• **Requirements**
Copy the listing word for word, from its first line through the line with "plus-point — [314, 129, 323, 138]".

[start of Records provided]

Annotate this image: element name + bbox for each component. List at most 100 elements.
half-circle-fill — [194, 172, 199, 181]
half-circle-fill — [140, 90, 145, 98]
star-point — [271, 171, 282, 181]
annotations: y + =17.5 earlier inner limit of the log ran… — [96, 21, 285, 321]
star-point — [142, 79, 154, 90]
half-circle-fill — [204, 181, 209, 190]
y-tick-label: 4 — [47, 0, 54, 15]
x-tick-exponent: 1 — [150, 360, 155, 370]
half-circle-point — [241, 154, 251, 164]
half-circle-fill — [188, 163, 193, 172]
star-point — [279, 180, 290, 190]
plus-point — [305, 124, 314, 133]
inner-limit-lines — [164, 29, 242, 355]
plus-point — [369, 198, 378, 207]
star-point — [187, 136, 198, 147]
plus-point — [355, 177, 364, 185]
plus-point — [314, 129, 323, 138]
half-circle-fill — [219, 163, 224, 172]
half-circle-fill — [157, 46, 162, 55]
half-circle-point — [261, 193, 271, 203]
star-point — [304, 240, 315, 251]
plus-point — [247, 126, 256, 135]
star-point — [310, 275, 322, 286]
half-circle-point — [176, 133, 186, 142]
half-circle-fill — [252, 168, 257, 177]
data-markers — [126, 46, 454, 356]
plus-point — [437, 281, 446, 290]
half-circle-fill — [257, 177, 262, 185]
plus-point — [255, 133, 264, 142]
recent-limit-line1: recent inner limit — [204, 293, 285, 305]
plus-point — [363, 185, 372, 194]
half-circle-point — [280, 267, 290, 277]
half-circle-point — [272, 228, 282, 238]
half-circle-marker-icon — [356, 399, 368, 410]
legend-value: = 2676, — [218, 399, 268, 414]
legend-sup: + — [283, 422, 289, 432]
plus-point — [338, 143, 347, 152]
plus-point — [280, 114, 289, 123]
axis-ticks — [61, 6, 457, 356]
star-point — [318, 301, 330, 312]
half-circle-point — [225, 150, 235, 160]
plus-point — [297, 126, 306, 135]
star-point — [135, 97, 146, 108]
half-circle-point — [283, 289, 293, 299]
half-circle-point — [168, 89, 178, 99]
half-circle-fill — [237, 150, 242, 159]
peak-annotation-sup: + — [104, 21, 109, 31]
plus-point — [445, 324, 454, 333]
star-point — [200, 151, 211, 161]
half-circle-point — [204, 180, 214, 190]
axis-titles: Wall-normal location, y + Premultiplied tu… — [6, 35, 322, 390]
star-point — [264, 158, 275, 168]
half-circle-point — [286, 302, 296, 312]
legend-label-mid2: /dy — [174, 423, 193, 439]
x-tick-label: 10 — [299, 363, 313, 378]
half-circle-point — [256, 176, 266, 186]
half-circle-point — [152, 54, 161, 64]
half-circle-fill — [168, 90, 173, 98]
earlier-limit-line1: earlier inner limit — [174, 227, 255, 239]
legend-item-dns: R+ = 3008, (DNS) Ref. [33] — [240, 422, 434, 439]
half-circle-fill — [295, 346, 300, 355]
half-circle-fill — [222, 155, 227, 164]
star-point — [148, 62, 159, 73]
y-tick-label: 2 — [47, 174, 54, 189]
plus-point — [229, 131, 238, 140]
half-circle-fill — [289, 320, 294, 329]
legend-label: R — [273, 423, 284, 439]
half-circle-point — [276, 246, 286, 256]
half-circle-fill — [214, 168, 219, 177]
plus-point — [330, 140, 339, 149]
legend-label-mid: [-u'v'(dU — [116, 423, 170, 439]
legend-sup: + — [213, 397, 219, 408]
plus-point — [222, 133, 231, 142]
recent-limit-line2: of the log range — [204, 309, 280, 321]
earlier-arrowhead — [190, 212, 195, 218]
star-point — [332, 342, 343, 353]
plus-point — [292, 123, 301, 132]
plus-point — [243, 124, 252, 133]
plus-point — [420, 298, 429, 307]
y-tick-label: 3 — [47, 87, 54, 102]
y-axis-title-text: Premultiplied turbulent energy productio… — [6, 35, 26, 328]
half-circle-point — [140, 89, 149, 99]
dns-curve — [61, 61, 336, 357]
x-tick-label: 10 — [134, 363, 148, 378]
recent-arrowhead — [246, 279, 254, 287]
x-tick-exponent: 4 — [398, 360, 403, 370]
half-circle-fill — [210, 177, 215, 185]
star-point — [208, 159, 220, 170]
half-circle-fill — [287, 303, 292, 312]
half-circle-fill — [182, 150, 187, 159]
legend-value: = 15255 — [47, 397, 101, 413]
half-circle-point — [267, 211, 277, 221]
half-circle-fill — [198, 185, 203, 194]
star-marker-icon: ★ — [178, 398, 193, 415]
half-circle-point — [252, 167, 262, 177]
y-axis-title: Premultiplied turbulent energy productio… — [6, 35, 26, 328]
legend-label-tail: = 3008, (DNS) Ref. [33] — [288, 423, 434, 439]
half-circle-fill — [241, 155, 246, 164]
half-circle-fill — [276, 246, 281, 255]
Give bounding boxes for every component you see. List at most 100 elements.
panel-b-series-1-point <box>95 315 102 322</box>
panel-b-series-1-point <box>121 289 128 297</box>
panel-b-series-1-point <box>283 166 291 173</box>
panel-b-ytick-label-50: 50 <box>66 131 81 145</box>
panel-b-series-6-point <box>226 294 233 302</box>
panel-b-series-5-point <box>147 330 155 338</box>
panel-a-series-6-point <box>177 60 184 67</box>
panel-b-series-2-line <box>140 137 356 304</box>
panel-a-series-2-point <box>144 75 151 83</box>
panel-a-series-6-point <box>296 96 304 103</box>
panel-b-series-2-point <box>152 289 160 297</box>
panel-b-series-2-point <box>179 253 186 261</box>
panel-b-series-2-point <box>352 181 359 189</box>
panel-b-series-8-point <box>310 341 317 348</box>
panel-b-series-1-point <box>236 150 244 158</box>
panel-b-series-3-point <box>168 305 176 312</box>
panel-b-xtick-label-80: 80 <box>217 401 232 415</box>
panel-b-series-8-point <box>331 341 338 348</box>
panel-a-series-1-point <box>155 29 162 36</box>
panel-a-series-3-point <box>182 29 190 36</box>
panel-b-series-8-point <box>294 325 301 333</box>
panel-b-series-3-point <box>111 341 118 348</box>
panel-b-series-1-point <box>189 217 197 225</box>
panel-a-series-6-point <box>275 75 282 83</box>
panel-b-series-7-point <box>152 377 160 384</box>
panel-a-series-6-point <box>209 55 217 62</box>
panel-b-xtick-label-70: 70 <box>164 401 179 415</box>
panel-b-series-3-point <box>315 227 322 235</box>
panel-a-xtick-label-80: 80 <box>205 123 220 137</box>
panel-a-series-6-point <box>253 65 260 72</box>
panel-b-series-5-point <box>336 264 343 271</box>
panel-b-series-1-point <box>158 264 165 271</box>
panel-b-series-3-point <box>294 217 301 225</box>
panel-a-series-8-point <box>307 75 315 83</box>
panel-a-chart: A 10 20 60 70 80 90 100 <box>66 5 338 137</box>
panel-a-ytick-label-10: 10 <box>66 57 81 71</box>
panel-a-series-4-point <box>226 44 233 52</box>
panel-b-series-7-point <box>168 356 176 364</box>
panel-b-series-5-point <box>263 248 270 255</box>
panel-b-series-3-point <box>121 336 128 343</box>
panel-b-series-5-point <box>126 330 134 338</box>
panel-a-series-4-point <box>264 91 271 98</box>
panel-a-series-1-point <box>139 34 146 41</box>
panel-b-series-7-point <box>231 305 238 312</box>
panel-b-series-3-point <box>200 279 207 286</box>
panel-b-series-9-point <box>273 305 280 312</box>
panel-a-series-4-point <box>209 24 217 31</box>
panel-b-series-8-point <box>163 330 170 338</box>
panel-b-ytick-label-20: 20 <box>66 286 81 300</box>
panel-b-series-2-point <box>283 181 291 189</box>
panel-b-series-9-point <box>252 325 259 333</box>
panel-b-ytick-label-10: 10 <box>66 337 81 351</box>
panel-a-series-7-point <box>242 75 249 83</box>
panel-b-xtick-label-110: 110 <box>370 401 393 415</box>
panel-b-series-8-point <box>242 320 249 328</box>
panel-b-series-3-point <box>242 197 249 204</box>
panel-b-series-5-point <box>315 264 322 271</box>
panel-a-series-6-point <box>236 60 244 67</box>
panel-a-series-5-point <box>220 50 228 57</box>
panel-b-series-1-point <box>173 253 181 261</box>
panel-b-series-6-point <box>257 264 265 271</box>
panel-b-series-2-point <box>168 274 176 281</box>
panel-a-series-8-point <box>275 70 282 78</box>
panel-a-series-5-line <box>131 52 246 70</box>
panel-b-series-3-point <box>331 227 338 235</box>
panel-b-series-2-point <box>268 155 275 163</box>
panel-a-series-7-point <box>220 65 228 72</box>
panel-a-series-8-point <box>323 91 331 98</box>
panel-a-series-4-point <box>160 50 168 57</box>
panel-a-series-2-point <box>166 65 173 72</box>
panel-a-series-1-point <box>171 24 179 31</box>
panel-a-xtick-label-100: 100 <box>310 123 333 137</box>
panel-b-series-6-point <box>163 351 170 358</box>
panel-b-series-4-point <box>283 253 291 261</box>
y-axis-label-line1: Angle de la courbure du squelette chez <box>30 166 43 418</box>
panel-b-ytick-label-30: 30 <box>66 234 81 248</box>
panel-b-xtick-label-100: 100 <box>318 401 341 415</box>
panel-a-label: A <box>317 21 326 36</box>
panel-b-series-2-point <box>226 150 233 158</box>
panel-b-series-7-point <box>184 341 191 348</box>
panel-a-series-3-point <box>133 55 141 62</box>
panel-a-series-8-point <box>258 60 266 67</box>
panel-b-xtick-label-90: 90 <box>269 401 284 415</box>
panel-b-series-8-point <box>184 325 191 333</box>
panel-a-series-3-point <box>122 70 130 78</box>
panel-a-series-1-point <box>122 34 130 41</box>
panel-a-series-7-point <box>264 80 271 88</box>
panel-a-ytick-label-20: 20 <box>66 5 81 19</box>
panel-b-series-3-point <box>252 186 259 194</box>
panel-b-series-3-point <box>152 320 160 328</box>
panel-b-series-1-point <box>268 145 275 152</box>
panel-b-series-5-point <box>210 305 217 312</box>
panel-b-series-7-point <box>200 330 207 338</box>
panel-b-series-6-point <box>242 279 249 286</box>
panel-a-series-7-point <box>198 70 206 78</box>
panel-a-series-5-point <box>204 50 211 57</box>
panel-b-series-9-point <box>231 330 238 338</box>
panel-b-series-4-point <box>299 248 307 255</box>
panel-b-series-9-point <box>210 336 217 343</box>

[end of Records provided]

• **Correct response**
Annotate this image: element name + bbox for each component. List at most 100 elements.
half-circle-fill — [194, 172, 199, 181]
half-circle-fill — [140, 90, 145, 98]
star-point — [271, 171, 282, 181]
annotations: y + =17.5 earlier inner limit of the log ran… — [96, 21, 285, 321]
star-point — [142, 79, 154, 90]
half-circle-fill — [204, 181, 209, 190]
y-tick-label: 4 — [47, 0, 54, 15]
x-tick-exponent: 1 — [150, 360, 155, 370]
half-circle-point — [241, 154, 251, 164]
half-circle-fill — [188, 163, 193, 172]
star-point — [279, 180, 290, 190]
plus-point — [305, 124, 314, 133]
inner-limit-lines — [164, 29, 242, 355]
plus-point — [369, 198, 378, 207]
star-point — [187, 136, 198, 147]
plus-point — [355, 177, 364, 185]
plus-point — [314, 129, 323, 138]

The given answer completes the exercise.